- EXERCISE PROMPT -
Retype the records below exactly as they appear.
[START OF MATERIAL SHOWN]
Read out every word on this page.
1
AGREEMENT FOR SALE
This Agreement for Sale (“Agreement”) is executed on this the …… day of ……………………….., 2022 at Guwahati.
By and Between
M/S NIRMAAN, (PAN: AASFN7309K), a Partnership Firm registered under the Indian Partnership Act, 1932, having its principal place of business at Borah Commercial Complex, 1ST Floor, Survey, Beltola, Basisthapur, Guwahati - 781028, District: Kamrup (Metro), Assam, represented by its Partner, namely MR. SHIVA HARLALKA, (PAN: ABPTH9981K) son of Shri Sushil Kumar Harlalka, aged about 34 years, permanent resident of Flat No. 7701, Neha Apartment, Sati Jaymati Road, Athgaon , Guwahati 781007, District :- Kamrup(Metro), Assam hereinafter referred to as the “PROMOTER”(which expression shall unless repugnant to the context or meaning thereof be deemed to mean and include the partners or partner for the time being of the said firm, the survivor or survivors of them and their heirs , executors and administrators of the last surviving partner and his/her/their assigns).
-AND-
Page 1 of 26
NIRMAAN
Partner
[END OF MATERIAL SHOWN]
- ANSWER TO THE PROBLEM -
Read out every word on this page.
1
AGREEMENT FOR SALE
This Agreement for Sale (“Agreement”) is executed on this the …… day of ……………………….., 2022 at Guwahati.
By and Between
M/S NIRMAAN, (PAN: AASFN7309K), a Partnership Firm registered under the Indian Partnership Act, 1932, having its principal place of business at Borah Commercial Complex, 1ST Floor, Survey, Beltola, Basisthapur, Guwahati - 781028, District: Kamrup (Metro), Assam, represented by its Partner, namely MR. SHIVA HARLALKA, (PAN: ABPTH9981K) son of Shri Sushil Kumar Harlalka, aged about 34 years, permanent resident of Flat No. 7701, Neha Apartment, Sati Jaymati Road, Athgaon , Guwahati 781007, District :- Kamrup(Metro), Assam hereinafter referred to as the “PROMOTER”(which expression shall unless repugnant to the context or meaning thereof be deemed to mean and include the partners or partner for the time being of the said firm, the survivor or survivors of them and their heirs , executors and administrators of the last surviving partner and his/her/their assigns).
-AND-
Page 1 of 26
NIRMAAN
Partner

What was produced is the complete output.